Stored data:
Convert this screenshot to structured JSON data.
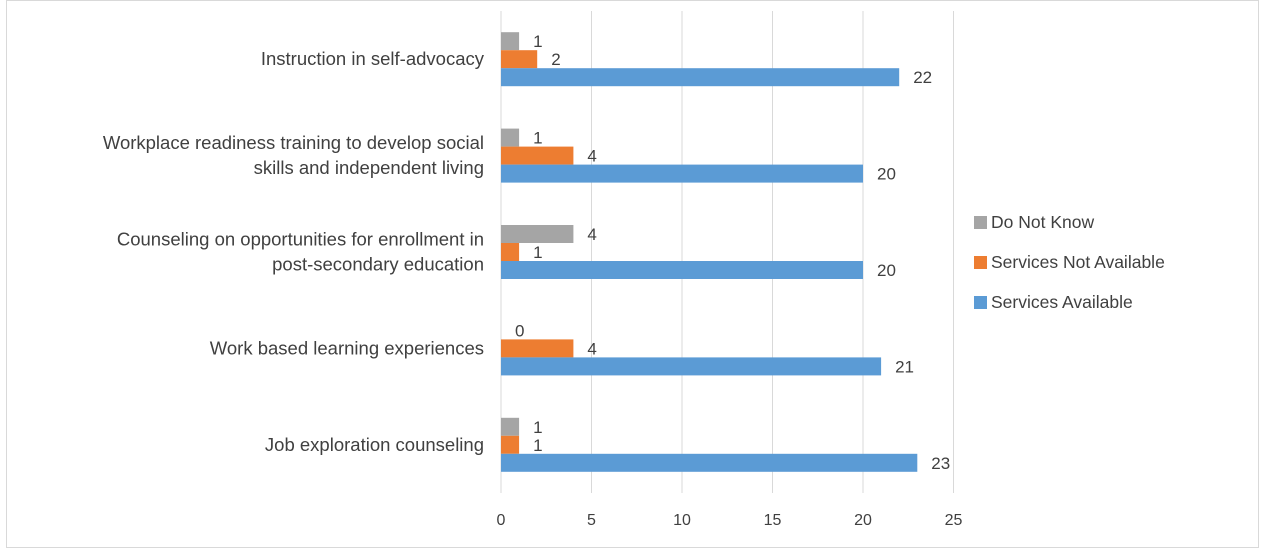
{
  "chart_data": {
    "type": "bar",
    "orientation": "horizontal",
    "title": "",
    "xlabel": "",
    "ylabel": "",
    "xlim": [
      0,
      25
    ],
    "x_ticks": [
      0,
      5,
      10,
      15,
      20,
      25
    ],
    "grid": "vertical",
    "legend_position": "right",
    "categories": [
      "Instruction in self-advocacy",
      "Workplace readiness training to develop social skills and independent living",
      "Counseling on opportunities for enrollment in post-secondary education",
      "Work based learning experiences",
      "Job exploration counseling"
    ],
    "category_label_lines": [
      [
        "Instruction in self-advocacy"
      ],
      [
        "Workplace readiness training to develop social",
        "skills and independent living"
      ],
      [
        "Counseling on opportunities for enrollment in",
        "post-secondary education"
      ],
      [
        "Work based learning experiences"
      ],
      [
        "Job exploration counseling"
      ]
    ],
    "series": [
      {
        "name": "Do Not Know",
        "color": "#a5a5a5",
        "values": [
          1,
          1,
          4,
          0,
          1
        ]
      },
      {
        "name": "Services Not Available",
        "color": "#ed7d31",
        "values": [
          2,
          4,
          1,
          4,
          1
        ]
      },
      {
        "name": "Services Available",
        "color": "#5b9bd5",
        "values": [
          22,
          20,
          20,
          21,
          23
        ]
      }
    ]
  }
}
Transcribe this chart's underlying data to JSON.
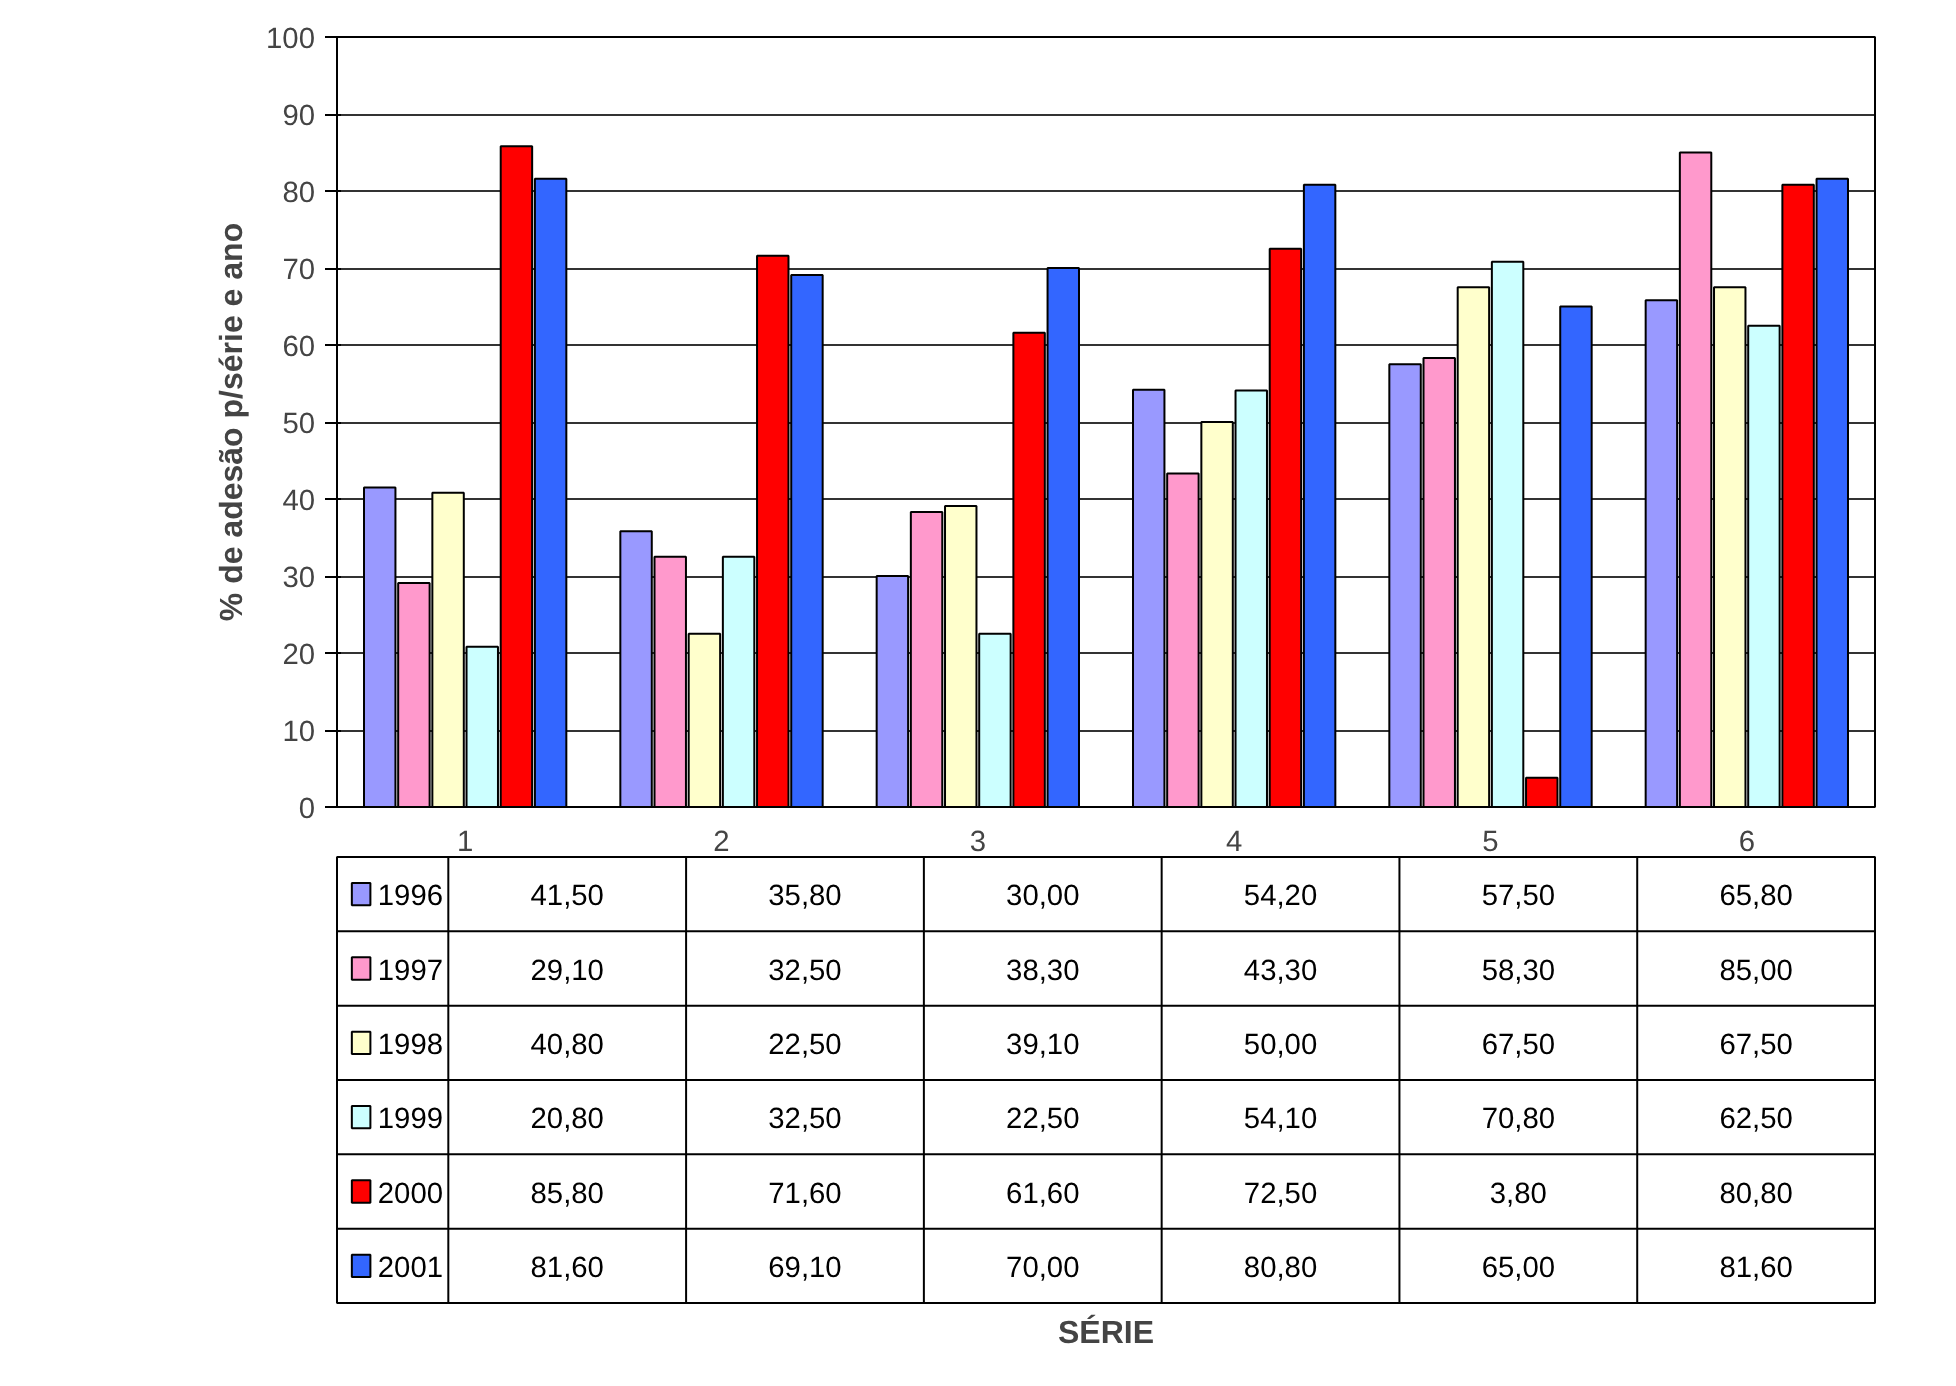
{
  "chart_data": {
    "type": "bar",
    "ylabel": "% de adesão p/série e ano",
    "annotations": [
      "SÉRIE"
    ],
    "categories": [
      "1",
      "2",
      "3",
      "4",
      "5",
      "6"
    ],
    "series": [
      {
        "name": "1996",
        "color": "#9999ff",
        "values": [
          41.5,
          35.8,
          30.0,
          54.2,
          57.5,
          65.8
        ],
        "value_labels": [
          "41,50",
          "35,80",
          "30,00",
          "54,20",
          "57,50",
          "65,80"
        ]
      },
      {
        "name": "1997",
        "color": "#ff99cc",
        "values": [
          29.1,
          32.5,
          38.3,
          43.3,
          58.3,
          85.0
        ],
        "value_labels": [
          "29,10",
          "32,50",
          "38,30",
          "43,30",
          "58,30",
          "85,00"
        ]
      },
      {
        "name": "1998",
        "color": "#ffffcc",
        "values": [
          40.8,
          22.5,
          39.1,
          50.0,
          67.5,
          67.5
        ],
        "value_labels": [
          "40,80",
          "22,50",
          "39,10",
          "50,00",
          "67,50",
          "67,50"
        ]
      },
      {
        "name": "1999",
        "color": "#ccffff",
        "values": [
          20.8,
          32.5,
          22.5,
          54.1,
          70.8,
          62.5
        ],
        "value_labels": [
          "20,80",
          "32,50",
          "22,50",
          "54,10",
          "70,80",
          "62,50"
        ]
      },
      {
        "name": "2000",
        "color": "#ff0000",
        "values": [
          85.8,
          71.6,
          61.6,
          72.5,
          3.8,
          80.8
        ],
        "value_labels": [
          "85,80",
          "71,60",
          "61,60",
          "72,50",
          "3,80",
          "80,80"
        ]
      },
      {
        "name": "2001",
        "color": "#3366ff",
        "values": [
          81.6,
          69.1,
          70.0,
          80.8,
          65.0,
          81.6
        ],
        "value_labels": [
          "81,60",
          "69,10",
          "70,00",
          "80,80",
          "65,00",
          "81,60"
        ]
      }
    ],
    "ylim": [
      0,
      100
    ],
    "yticks": [
      0,
      10,
      20,
      30,
      40,
      50,
      60,
      70,
      80,
      90,
      100
    ],
    "grid": "y",
    "legend": "bottom left"
  }
}
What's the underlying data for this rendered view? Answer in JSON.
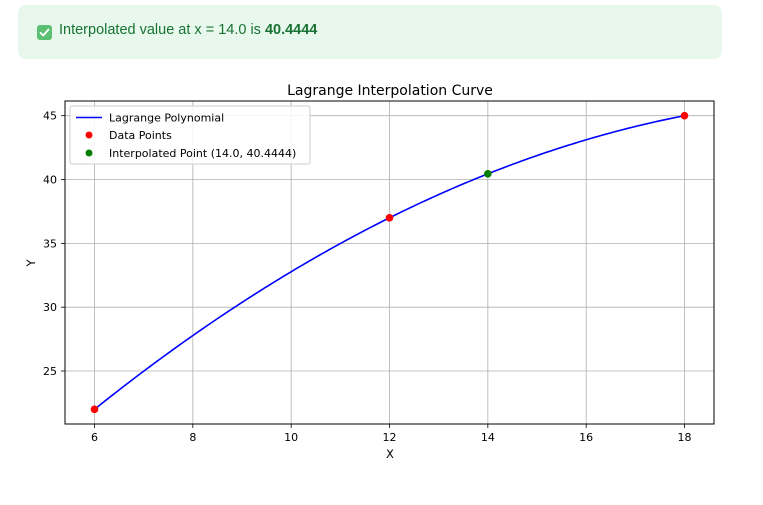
{
  "alert": {
    "icon": "check-square-icon",
    "prefix": "Interpolated value at x = 14.0 is ",
    "value": "40.4444",
    "bg_color": "#e8f8ec",
    "text_color": "#177233"
  },
  "chart_data": {
    "type": "line",
    "title": "Lagrange Interpolation Curve",
    "xlabel": "X",
    "ylabel": "Y",
    "xlim": [
      5.4,
      18.6
    ],
    "ylim": [
      20.85,
      46.15
    ],
    "xticks": [
      6,
      8,
      10,
      12,
      14,
      16,
      18
    ],
    "yticks": [
      25,
      30,
      35,
      40,
      45
    ],
    "grid": true,
    "legend_position": "top-left",
    "series": [
      {
        "name": "Lagrange Polynomial",
        "kind": "line",
        "color": "#0000ff",
        "points": [
          [
            6,
            22
          ],
          [
            12,
            37
          ],
          [
            18,
            45
          ]
        ],
        "description": "quadratic through data points"
      },
      {
        "name": "Data Points",
        "kind": "scatter",
        "color": "#ff0000",
        "x": [
          6,
          12,
          18
        ],
        "y": [
          22,
          37,
          45
        ]
      },
      {
        "name": "Interpolated Point (14.0, 40.4444)",
        "kind": "scatter",
        "color": "#008000",
        "x": [
          14.0
        ],
        "y": [
          40.4444
        ]
      }
    ]
  }
}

Prompt: Give all the entries again exactly, dropping each picture.

In response:
Convert this screenshot to structured JSON data.
{
  "chart_data": {
    "type": "bar",
    "orientation": "horizontal",
    "title": "",
    "xlabel": "",
    "ylabel": "",
    "xlim": [
      0,
      25
    ],
    "x_ticks": [
      0,
      5,
      10,
      15,
      20,
      25
    ],
    "grid": "vertical",
    "legend_position": "right",
    "categories": [
      "Instruction in self-advocacy",
      "Workplace readiness training to develop social skills and independent living",
      "Counseling on opportunities for enrollment in post-secondary education",
      "Work based learning experiences",
      "Job exploration counseling"
    ],
    "category_label_lines": [
      [
        "Instruction in self-advocacy"
      ],
      [
        "Workplace readiness training to develop social",
        "skills and independent living"
      ],
      [
        "Counseling on opportunities for enrollment in",
        "post-secondary education"
      ],
      [
        "Work based learning experiences"
      ],
      [
        "Job exploration counseling"
      ]
    ],
    "series": [
      {
        "name": "Do Not Know",
        "color": "#a5a5a5",
        "values": [
          1,
          1,
          4,
          0,
          1
        ]
      },
      {
        "name": "Services Not Available",
        "color": "#ed7d31",
        "values": [
          2,
          4,
          1,
          4,
          1
        ]
      },
      {
        "name": "Services Available",
        "color": "#5b9bd5",
        "values": [
          22,
          20,
          20,
          21,
          23
        ]
      }
    ]
  }
}
Transcribe this chart's underlying data to JSON.
{
  "chart_data": {
    "type": "bar",
    "ylabel": "% de adesão p/série e ano",
    "annotations": [
      "SÉRIE"
    ],
    "categories": [
      "1",
      "2",
      "3",
      "4",
      "5",
      "6"
    ],
    "series": [
      {
        "name": "1996",
        "color": "#9999ff",
        "values": [
          41.5,
          35.8,
          30.0,
          54.2,
          57.5,
          65.8
        ],
        "value_labels": [
          "41,50",
          "35,80",
          "30,00",
          "54,20",
          "57,50",
          "65,80"
        ]
      },
      {
        "name": "1997",
        "color": "#ff99cc",
        "values": [
          29.1,
          32.5,
          38.3,
          43.3,
          58.3,
          85.0
        ],
        "value_labels": [
          "29,10",
          "32,50",
          "38,30",
          "43,30",
          "58,30",
          "85,00"
        ]
      },
      {
        "name": "1998",
        "color": "#ffffcc",
        "values": [
          40.8,
          22.5,
          39.1,
          50.0,
          67.5,
          67.5
        ],
        "value_labels": [
          "40,80",
          "22,50",
          "39,10",
          "50,00",
          "67,50",
          "67,50"
        ]
      },
      {
        "name": "1999",
        "color": "#ccffff",
        "values": [
          20.8,
          32.5,
          22.5,
          54.1,
          70.8,
          62.5
        ],
        "value_labels": [
          "20,80",
          "32,50",
          "22,50",
          "54,10",
          "70,80",
          "62,50"
        ]
      },
      {
        "name": "2000",
        "color": "#ff0000",
        "values": [
          85.8,
          71.6,
          61.6,
          72.5,
          3.8,
          80.8
        ],
        "value_labels": [
          "85,80",
          "71,60",
          "61,60",
          "72,50",
          "3,80",
          "80,80"
        ]
      },
      {
        "name": "2001",
        "color": "#3366ff",
        "values": [
          81.6,
          69.1,
          70.0,
          80.8,
          65.0,
          81.6
        ],
        "value_labels": [
          "81,60",
          "69,10",
          "70,00",
          "80,80",
          "65,00",
          "81,60"
        ]
      }
    ],
    "ylim": [
      0,
      100
    ],
    "yticks": [
      0,
      10,
      20,
      30,
      40,
      50,
      60,
      70,
      80,
      90,
      100
    ],
    "grid": "y",
    "legend": "bottom left"
  }
}
What's the underlying data for this rendered view? Answer in JSON.
{
  "alert": {
    "icon": "check-square-icon",
    "prefix": "Interpolated value at x = 14.0 is ",
    "value": "40.4444",
    "bg_color": "#e8f8ec",
    "text_color": "#177233"
  },
  "chart_data": {
    "type": "line",
    "title": "Lagrange Interpolation Curve",
    "xlabel": "X",
    "ylabel": "Y",
    "xlim": [
      5.4,
      18.6
    ],
    "ylim": [
      20.85,
      46.15
    ],
    "xticks": [
      6,
      8,
      10,
      12,
      14,
      16,
      18
    ],
    "yticks": [
      25,
      30,
      35,
      40,
      45
    ],
    "grid": true,
    "legend_position": "top-left",
    "series": [
      {
        "name": "Lagrange Polynomial",
        "kind": "line",
        "color": "#0000ff",
        "points": [
          [
            6,
            22
          ],
          [
            12,
            37
          ],
          [
            18,
            45
          ]
        ],
        "description": "quadratic through data points"
      },
      {
        "name": "Data Points",
        "kind": "scatter",
        "color": "#ff0000",
        "x": [
          6,
          12,
          18
        ],
        "y": [
          22,
          37,
          45
        ]
      },
      {
        "name": "Interpolated Point (14.0, 40.4444)",
        "kind": "scatter",
        "color": "#008000",
        "x": [
          14.0
        ],
        "y": [
          40.4444
        ]
      }
    ]
  }
}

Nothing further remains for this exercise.